• [Given task] From the entries that follow, list every line in which the string "Mobility" appears.

• [Supplied material]
────────────────────

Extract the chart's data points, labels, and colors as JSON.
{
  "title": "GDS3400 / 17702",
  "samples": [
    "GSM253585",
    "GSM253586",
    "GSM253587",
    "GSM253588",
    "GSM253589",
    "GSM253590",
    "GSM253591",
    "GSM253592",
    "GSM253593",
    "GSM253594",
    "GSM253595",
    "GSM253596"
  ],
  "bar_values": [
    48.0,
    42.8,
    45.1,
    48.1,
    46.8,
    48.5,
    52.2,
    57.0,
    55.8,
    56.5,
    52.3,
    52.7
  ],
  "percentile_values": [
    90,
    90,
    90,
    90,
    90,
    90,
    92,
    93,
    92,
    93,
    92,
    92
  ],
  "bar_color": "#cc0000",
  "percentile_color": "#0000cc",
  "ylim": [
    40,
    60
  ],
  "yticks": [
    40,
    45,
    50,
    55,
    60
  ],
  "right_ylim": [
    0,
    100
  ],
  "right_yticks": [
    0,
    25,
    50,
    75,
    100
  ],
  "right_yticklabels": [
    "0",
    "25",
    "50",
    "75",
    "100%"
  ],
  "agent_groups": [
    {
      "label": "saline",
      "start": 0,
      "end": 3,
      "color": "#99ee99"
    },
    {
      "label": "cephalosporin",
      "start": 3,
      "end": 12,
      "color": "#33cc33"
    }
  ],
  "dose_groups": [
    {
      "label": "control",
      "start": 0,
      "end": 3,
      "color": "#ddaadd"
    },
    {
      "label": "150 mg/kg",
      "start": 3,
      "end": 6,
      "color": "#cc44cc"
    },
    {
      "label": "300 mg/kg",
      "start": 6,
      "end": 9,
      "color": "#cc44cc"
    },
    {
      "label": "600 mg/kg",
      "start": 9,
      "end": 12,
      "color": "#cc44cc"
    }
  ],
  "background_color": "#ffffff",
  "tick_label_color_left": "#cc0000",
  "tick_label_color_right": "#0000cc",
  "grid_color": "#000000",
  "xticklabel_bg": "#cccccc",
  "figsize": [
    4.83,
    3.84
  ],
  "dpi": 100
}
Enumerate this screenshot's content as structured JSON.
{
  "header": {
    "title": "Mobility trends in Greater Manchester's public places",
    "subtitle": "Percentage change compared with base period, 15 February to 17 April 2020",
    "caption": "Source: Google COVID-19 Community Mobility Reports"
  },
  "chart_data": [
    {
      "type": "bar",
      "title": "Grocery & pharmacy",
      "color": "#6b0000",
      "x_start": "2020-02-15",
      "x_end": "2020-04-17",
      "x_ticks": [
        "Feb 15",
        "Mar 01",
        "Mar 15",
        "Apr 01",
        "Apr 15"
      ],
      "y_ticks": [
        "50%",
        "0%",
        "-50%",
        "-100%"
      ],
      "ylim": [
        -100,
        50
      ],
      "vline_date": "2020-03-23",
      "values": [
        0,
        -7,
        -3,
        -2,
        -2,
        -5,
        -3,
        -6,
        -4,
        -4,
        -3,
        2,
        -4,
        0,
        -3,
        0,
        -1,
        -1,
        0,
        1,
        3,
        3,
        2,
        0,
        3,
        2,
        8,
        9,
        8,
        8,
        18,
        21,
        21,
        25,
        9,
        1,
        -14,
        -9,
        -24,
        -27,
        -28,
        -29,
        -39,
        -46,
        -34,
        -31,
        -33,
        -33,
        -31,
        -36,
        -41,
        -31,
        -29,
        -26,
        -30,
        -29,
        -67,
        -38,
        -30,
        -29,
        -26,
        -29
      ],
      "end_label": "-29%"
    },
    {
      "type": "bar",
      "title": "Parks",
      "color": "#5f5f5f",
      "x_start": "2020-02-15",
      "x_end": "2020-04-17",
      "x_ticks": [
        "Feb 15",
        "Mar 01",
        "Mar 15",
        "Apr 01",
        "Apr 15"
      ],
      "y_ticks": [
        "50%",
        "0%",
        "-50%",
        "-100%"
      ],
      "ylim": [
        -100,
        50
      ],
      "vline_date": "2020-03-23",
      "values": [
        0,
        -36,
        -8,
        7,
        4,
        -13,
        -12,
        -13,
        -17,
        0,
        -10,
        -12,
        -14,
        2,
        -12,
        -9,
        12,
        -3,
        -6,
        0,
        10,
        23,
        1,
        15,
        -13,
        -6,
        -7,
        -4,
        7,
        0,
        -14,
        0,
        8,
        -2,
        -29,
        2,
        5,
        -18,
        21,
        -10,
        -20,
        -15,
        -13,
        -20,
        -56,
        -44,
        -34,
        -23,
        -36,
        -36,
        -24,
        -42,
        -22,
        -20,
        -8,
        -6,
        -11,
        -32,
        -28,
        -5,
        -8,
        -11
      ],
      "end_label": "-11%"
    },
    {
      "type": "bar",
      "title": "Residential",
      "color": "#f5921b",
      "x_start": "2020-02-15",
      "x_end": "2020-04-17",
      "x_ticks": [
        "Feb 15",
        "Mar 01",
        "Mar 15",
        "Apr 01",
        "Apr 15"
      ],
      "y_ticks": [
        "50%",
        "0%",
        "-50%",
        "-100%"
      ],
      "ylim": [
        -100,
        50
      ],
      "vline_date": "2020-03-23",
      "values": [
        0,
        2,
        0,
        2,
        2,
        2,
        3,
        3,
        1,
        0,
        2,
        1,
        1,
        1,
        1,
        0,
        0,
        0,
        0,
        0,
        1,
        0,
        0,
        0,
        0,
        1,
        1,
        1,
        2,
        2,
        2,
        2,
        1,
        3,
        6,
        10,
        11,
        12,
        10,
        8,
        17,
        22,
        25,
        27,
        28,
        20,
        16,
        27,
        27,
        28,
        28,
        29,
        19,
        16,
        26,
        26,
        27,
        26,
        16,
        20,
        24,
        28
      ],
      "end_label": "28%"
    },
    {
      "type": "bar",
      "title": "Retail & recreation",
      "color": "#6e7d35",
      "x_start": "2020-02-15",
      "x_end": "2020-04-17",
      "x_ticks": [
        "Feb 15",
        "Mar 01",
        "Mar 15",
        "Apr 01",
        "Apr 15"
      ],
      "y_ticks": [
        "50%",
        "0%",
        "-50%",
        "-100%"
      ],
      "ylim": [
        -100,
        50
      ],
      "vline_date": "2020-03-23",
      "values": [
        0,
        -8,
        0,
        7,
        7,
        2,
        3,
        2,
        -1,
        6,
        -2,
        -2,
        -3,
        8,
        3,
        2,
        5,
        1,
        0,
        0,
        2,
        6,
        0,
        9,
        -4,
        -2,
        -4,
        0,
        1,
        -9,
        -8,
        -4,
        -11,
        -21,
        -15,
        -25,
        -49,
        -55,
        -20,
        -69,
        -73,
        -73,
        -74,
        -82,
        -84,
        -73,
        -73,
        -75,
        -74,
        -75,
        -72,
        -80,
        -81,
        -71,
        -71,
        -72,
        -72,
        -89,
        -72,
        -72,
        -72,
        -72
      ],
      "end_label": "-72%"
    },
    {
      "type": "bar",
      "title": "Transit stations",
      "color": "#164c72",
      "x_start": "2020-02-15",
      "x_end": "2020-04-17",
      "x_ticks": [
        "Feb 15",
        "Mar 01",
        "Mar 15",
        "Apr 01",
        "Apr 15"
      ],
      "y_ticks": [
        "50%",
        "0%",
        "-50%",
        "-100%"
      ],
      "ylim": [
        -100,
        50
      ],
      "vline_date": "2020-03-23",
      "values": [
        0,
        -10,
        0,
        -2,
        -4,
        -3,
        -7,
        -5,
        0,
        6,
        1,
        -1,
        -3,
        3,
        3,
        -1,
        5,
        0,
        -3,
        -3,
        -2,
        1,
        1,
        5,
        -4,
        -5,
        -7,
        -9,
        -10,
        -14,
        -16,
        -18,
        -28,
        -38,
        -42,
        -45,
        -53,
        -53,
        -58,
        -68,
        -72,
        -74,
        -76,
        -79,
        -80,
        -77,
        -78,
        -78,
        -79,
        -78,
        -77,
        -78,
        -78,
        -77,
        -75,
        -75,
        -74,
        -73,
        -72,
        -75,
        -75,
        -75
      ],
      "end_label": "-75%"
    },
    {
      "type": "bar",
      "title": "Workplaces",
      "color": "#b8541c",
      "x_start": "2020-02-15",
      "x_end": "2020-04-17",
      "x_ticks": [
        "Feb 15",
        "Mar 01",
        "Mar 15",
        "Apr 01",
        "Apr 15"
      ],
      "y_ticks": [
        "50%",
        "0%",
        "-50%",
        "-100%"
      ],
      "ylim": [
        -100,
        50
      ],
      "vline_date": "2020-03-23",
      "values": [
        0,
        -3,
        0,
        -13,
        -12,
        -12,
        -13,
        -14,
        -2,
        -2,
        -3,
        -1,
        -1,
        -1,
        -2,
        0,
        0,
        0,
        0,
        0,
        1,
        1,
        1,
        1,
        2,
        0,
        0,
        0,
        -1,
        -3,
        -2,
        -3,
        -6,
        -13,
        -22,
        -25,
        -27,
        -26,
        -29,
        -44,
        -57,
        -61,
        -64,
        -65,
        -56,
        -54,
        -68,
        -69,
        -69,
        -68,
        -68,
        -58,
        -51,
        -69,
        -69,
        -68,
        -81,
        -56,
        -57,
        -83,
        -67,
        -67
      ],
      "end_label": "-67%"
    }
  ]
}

────────────────────

• [Solution below]
    "title": "Mobility trends in Greater Manchester's public places",
    "caption": "Source: Google COVID-19 Community Mobility Reports"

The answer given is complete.